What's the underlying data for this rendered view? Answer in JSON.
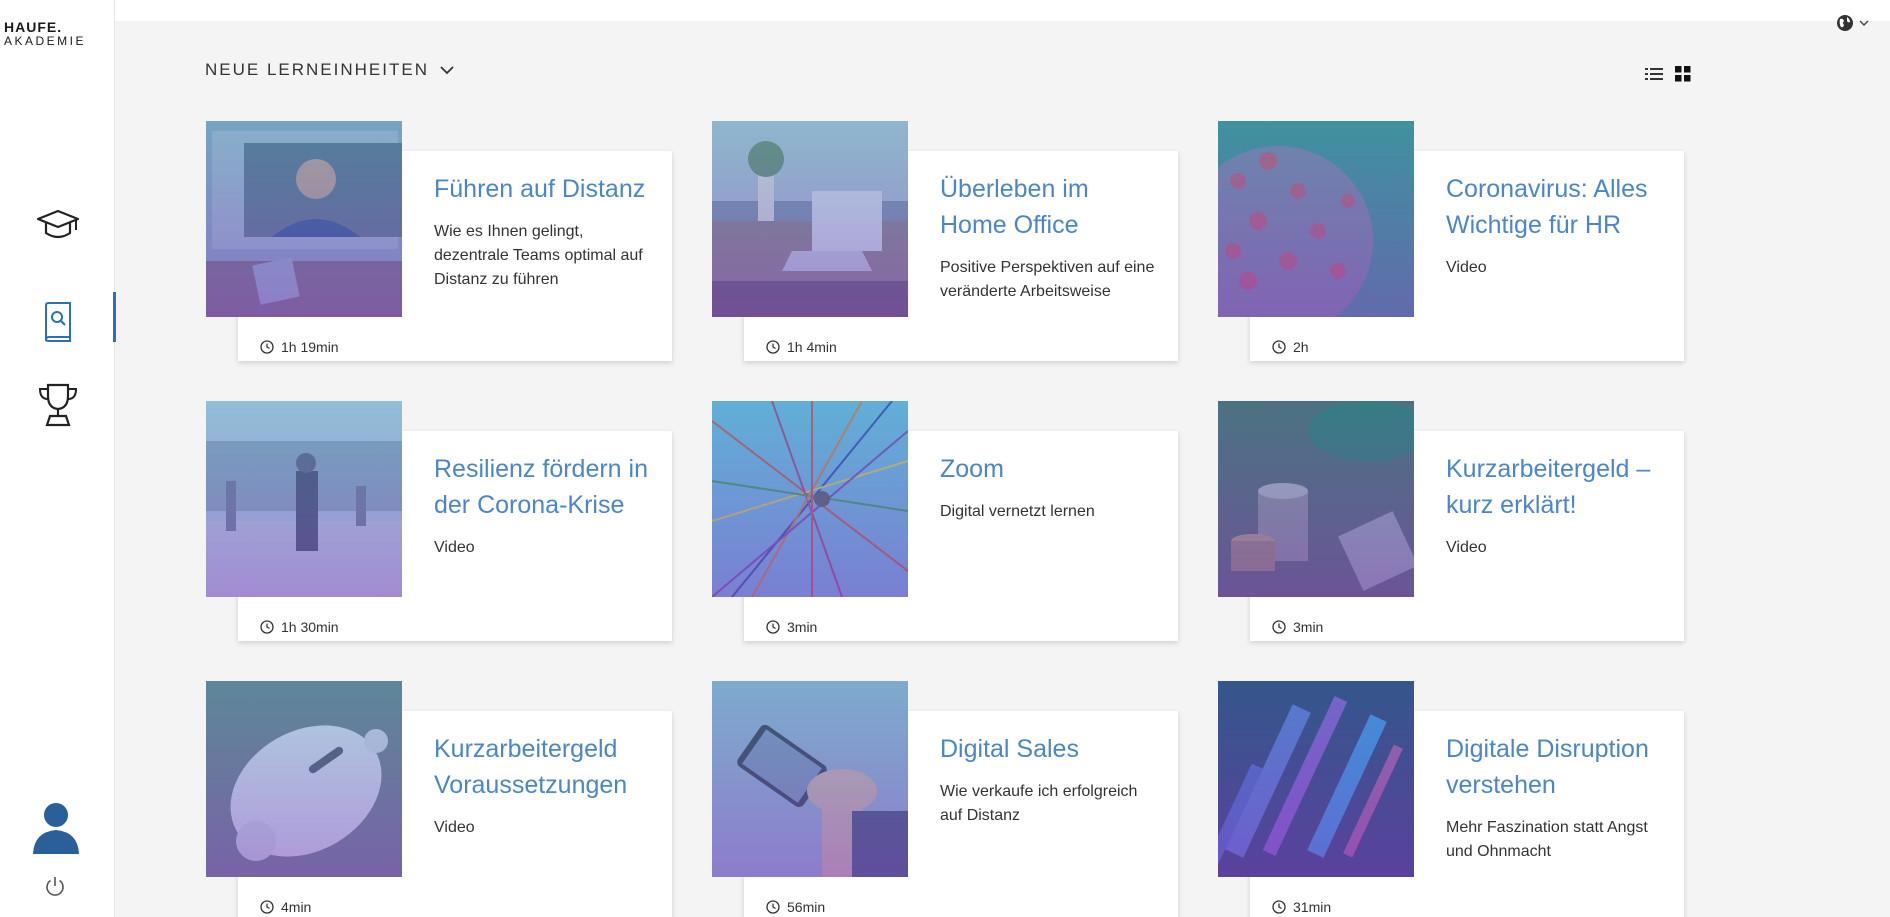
{
  "brand": {
    "line1": "HAUFE.",
    "line2": "AKADEMIE"
  },
  "section": {
    "title": "NEUE LERNEINHEITEN"
  },
  "cards": [
    {
      "title": "Führen auf Distanz",
      "desc": "Wie es Ihnen gelingt, dezentrale Teams optimal auf Distanz zu führen",
      "duration": "1h 19min"
    },
    {
      "title": "Überleben im Home Office",
      "desc": "Positive Perspektiven auf eine veränderte Arbeitsweise",
      "duration": "1h 4min"
    },
    {
      "title": "Coronavirus: Alles Wichtige für HR",
      "desc": "Video",
      "duration": "2h"
    },
    {
      "title": "Resilienz fördern in der Corona-Krise",
      "desc": "Video",
      "duration": "1h 30min"
    },
    {
      "title": "Zoom",
      "desc": "Digital vernetzt lernen",
      "duration": "3min"
    },
    {
      "title": "Kurzarbeitergeld – kurz erklärt!",
      "desc": "Video",
      "duration": "3min"
    },
    {
      "title": "Kurzarbeitergeld Voraussetzungen",
      "desc": "Video",
      "duration": "4min"
    },
    {
      "title": "Digital Sales",
      "desc": "Wie verkaufe ich erfolgreich auf Distanz",
      "duration": "56min"
    },
    {
      "title": "Digitale Disruption verstehen",
      "desc": "Mehr Faszination statt Angst und Ohnmacht",
      "duration": "31min"
    }
  ],
  "colors": {
    "accent": "#4a86c8",
    "active_nav": "#2c6fbb",
    "background": "#f4f4f4"
  },
  "icons": {
    "nav": [
      "graduation-cap-icon",
      "book-search-icon",
      "trophy-icon"
    ],
    "user": "user-avatar-icon",
    "logout": "power-icon",
    "language": "globe-icon",
    "view": [
      "list-view-icon",
      "grid-view-icon"
    ]
  }
}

- [Work instructions]: Write out every line of the data that holds the word "Kurzarbeitergeld".

- [Exercise solution]:
      "title": "Kurzarbeitergeld – kurz erklärt!",
      "title": "Kurzarbeitergeld Voraussetzungen",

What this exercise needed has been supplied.